Werkopdracht: Kun je uit de leestekst het stuk van "Helaas, mijn zo" tot en met "halen, iets opschrijven." woordelijk overnemen?

─── Leestekst ───

· 

Noodgedwongen links

Nee dit stukje gaat niet over politiek, niet over wat ik op 15 maart ga stemmen.

 

Niet links stemmen maar links doen is sinds een aantal maanden voor mij de ultieme uitdaging. En dan heb ik het niet over hoe te handelen in maatschappelijke kwesties, hoe ik mij gedraag tegenover vluchtelingen, bejaarden of uitkeringsgerechtigden. Ik gedraag me mijn hele leven al links, ik handel links, maar tot voor kort deed ik dat altijd rechts. Mijn leven lang heb ik nog nooit iets met mijn linkerhand gedaan. Nouja, die hand is soms een klein hulpje als er twee handen nodig zijn, maar dan wel een heel onhandig hulpje. Ik ben gewoon superrechts.

 

Helaas, mijn zo goed ontwikkelde rechterkant laat het al een tijdje afweten. De hernia die zich tussen de zesde en zevende wervel van mijn nek heeft genesteld, laat mij geen keus: ik moet leren om zo veel mogelijk links te doen.

 

Links staat voor langzaam, voor loom de handelingen uit te voeren die ik gewoonlijk snel-snel even tussendoor doe. Tandenpoetsen, appen, koffie zetten, mijn wimpers aanzetten met mascara, de was in de machine gooien, de kat eten geven, de gordijnen openen of sluiten. Mijn rechterhand wil zich al uitstrekken, grijpen, reiken. Pijn doet de beweging halverwege stokken, heftige tintelingen herinneren mij eraan dat ik alles links zou doen Mijn linkerhand krijgt de opdracht, bedachtzaam zet mijn arm de beweging in, aftastend hoe dat moet: tandenpoetsen, een pan op het vuur zetten, een apje sturen, de krant uit de brievenbus halen, iets opschrijven.

─── Geëxtraheerde items ───

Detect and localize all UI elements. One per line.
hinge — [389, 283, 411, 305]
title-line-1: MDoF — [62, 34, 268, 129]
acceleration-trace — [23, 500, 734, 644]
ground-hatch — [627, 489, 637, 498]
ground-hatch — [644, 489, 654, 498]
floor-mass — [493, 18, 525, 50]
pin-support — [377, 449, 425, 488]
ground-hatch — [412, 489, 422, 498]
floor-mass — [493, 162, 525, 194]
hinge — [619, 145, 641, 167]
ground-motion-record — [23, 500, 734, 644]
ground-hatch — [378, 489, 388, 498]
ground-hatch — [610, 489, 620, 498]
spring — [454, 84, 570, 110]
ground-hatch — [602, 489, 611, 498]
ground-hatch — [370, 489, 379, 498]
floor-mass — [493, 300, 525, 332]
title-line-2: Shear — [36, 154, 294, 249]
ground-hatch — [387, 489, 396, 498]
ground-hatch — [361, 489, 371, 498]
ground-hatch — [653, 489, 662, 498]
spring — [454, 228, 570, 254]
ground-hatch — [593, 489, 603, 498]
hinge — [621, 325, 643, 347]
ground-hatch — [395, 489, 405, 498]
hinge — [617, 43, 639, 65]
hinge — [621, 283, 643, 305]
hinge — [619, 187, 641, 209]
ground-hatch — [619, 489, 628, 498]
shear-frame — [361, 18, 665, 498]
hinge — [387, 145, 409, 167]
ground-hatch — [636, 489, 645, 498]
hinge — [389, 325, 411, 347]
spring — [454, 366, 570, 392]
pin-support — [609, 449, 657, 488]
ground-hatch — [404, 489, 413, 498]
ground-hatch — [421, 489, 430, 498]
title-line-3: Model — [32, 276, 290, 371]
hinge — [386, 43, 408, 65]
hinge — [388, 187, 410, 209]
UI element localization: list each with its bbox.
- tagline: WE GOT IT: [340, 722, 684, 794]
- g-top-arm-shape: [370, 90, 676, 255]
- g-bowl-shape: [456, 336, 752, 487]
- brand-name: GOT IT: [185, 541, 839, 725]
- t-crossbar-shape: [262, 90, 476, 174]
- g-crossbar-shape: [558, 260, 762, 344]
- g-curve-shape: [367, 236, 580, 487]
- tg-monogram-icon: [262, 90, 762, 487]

───

Geschreven antwoord:
Helaas, mijn zo goed ontwikkelde rechterkant laat het al een tijdje afweten. De hernia die zich tussen de zesde en zevende wervel van mijn nek heeft genesteld, laat mij geen keus: ik moet leren om zo veel mogelijk links te doen.

 

Links staat voor langzaam, voor loom de handelingen uit te voeren die ik gewoonlijk snel-snel even tussendoor doe. Tandenpoetsen, appen, koffie zetten, mijn wimpers aanzetten met mascara, de was in de machine gooien, de kat eten geven, de gordijnen openen of sluiten. Mijn rechterhand wil zich al uitstrekken, grijpen, reiken. Pijn doet de beweging halverwege stokken, heftige tintelingen herinneren mij eraan dat ik alles links zou doen Mijn linkerhand krijgt de opdracht, bedachtzaam zet mijn arm de beweging in, aftastend hoe dat moet: tandenpoetsen, een pan op het vuur zetten, een apje sturen, de krant uit de brievenbus halen, iets opschrijven.